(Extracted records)
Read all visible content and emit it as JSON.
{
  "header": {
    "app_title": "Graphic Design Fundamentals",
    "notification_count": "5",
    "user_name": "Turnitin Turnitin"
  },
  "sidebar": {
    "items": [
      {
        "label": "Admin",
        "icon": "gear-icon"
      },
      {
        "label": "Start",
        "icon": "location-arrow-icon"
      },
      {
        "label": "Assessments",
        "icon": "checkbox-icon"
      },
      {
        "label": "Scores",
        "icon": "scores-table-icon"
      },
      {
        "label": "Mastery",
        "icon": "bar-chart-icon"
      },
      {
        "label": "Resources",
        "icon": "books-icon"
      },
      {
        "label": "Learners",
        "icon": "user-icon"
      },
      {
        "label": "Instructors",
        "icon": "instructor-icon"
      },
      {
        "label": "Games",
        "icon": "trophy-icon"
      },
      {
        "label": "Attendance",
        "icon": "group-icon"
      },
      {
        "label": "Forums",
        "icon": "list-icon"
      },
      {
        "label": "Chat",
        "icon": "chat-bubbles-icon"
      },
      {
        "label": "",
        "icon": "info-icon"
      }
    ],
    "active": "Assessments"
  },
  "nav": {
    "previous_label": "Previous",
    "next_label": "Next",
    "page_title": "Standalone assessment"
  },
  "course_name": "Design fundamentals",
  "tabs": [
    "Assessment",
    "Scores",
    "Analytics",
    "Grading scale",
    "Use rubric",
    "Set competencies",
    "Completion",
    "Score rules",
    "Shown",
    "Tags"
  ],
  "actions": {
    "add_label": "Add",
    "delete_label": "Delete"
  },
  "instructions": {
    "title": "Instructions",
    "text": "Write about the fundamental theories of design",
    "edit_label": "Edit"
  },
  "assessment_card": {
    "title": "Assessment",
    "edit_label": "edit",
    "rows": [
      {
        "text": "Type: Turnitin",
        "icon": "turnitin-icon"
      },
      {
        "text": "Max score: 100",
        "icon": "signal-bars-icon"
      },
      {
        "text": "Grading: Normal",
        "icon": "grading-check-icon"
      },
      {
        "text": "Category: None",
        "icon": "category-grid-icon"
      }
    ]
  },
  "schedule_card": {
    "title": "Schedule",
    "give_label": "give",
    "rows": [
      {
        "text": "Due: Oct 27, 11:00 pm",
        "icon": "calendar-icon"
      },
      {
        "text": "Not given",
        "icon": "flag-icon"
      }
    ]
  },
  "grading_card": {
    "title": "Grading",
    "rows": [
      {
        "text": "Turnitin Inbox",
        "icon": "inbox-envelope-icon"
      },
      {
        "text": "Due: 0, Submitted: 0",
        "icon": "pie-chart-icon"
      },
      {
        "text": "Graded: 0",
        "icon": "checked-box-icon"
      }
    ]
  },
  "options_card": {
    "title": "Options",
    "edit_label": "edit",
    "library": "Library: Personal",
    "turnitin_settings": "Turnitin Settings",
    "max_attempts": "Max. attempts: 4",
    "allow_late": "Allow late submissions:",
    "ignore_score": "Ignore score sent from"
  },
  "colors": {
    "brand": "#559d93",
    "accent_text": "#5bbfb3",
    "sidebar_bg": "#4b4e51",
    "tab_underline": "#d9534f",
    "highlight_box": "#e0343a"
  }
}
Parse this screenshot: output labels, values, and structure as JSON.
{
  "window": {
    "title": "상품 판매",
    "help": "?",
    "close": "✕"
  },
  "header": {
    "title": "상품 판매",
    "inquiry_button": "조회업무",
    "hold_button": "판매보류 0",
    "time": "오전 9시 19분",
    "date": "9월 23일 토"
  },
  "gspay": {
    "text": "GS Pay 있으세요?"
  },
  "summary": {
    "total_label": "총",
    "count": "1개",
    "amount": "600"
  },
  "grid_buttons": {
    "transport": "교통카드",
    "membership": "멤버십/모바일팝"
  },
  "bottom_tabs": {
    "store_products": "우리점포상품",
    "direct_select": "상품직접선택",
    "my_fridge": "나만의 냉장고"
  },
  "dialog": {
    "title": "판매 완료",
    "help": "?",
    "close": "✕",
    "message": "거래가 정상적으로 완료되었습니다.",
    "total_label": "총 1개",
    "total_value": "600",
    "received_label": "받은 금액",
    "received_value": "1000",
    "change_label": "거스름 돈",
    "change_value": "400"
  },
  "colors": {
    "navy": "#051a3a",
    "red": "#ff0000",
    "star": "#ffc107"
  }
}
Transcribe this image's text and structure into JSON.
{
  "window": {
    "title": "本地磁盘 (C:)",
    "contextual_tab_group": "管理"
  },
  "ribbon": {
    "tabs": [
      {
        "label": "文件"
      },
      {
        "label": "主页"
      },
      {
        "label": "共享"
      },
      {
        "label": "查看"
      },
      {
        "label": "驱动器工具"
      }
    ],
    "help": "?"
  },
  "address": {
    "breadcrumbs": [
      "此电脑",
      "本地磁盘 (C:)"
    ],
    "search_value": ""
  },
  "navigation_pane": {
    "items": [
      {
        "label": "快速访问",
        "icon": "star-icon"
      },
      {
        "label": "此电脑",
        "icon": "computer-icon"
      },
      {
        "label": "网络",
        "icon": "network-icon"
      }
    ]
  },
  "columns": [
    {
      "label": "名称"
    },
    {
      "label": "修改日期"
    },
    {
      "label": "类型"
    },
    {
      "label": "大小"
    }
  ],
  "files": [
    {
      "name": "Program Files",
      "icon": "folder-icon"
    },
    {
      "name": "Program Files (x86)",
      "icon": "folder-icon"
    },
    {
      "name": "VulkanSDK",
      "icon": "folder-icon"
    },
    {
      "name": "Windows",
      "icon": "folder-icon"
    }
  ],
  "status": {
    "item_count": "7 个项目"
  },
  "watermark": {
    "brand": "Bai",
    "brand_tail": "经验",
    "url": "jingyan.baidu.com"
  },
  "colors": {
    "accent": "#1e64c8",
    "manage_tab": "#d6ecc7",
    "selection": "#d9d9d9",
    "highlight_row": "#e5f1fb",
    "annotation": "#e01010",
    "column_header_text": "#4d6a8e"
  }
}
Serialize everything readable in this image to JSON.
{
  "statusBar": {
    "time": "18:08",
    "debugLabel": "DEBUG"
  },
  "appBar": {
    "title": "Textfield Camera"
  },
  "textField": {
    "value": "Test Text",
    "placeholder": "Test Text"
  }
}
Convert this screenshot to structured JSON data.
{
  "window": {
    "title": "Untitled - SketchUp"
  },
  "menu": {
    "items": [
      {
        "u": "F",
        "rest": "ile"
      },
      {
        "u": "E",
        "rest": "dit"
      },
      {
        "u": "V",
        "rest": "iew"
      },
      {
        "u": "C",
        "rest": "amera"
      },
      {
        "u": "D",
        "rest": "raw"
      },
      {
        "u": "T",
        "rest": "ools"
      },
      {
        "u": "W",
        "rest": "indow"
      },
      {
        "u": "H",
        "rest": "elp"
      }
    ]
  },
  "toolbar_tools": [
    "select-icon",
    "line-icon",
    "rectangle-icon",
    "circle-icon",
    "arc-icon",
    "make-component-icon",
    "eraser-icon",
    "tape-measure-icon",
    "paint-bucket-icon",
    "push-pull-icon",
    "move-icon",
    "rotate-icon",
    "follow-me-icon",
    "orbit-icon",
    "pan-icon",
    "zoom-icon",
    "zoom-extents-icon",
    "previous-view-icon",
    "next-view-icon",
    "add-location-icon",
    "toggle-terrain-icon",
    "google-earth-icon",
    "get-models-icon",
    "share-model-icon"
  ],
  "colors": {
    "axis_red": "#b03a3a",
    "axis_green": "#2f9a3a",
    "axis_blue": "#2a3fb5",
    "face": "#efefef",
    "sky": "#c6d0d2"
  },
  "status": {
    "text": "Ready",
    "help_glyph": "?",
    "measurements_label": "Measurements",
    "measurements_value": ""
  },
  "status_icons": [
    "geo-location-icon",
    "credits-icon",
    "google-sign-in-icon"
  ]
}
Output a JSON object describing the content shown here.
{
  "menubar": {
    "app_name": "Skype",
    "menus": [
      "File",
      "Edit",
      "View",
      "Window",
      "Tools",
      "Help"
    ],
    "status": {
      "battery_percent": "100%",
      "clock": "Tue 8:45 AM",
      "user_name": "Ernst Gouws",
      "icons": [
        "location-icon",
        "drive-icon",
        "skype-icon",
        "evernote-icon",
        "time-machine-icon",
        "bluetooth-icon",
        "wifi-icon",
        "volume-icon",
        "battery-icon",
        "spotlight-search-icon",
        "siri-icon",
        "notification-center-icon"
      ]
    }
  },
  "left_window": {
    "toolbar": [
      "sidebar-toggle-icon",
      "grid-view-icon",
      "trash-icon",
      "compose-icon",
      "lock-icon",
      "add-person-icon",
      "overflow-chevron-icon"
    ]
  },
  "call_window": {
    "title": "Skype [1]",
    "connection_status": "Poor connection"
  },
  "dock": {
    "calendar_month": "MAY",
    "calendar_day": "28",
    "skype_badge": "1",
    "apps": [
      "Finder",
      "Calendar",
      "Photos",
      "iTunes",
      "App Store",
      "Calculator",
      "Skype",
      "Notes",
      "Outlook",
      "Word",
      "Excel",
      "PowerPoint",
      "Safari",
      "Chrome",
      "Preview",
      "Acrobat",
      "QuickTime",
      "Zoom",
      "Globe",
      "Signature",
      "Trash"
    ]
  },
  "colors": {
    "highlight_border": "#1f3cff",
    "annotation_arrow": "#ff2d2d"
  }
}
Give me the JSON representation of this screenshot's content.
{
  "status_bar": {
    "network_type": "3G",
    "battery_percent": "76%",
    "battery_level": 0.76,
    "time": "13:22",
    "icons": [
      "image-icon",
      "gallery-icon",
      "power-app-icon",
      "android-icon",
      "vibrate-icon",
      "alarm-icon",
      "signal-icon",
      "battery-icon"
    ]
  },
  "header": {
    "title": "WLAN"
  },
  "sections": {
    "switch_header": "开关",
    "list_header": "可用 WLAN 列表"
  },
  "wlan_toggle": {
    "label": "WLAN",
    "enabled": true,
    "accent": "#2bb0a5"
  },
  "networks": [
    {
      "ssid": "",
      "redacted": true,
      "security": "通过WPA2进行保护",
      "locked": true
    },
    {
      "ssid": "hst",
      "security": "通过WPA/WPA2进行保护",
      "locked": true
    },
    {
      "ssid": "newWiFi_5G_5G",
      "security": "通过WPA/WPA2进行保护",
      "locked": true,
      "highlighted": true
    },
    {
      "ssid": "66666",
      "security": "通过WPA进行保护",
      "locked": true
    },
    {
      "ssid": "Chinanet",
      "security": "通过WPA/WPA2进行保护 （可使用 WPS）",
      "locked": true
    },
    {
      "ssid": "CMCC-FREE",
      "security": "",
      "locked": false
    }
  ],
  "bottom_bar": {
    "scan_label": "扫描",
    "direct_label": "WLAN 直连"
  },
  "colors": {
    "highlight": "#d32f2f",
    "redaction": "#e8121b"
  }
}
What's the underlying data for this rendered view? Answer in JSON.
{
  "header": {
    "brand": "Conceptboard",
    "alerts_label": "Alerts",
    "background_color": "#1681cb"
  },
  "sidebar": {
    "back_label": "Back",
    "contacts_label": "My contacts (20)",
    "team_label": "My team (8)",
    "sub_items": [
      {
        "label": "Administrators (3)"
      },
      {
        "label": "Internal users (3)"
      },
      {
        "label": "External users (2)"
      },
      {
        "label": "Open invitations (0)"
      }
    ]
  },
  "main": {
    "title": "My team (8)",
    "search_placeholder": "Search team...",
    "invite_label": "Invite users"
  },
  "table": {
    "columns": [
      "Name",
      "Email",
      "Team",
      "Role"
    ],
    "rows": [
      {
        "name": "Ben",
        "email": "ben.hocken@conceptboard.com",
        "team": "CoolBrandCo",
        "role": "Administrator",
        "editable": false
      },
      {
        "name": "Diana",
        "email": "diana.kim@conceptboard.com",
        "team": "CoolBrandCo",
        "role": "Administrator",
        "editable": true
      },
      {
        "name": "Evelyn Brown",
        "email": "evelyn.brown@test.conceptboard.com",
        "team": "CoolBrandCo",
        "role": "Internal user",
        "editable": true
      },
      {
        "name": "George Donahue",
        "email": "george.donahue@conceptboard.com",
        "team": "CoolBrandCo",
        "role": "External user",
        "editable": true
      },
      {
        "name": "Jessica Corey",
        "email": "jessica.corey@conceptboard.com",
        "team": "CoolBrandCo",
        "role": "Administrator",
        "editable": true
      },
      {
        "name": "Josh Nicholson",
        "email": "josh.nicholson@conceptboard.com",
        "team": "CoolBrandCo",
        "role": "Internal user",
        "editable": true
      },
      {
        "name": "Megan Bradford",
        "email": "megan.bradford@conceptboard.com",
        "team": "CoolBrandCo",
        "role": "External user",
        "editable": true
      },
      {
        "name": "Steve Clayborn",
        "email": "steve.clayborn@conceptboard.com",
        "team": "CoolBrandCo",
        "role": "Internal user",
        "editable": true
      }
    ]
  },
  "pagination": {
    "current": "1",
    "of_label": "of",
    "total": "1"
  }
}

▶ Exercise: Copy the lines from the entries above in which the word "this" appears.

▶ Answer:
Parse this screenshot: output labels, values, and structure as JSON.
Transcribe this image's text and structure into JSON.
Serialize everything readable in this image to JSON.
Convert this screenshot to structured JSON data.
Give me the JSON representation of this screenshot's content.
What's the underlying data for this rendered view? Answer in JSON.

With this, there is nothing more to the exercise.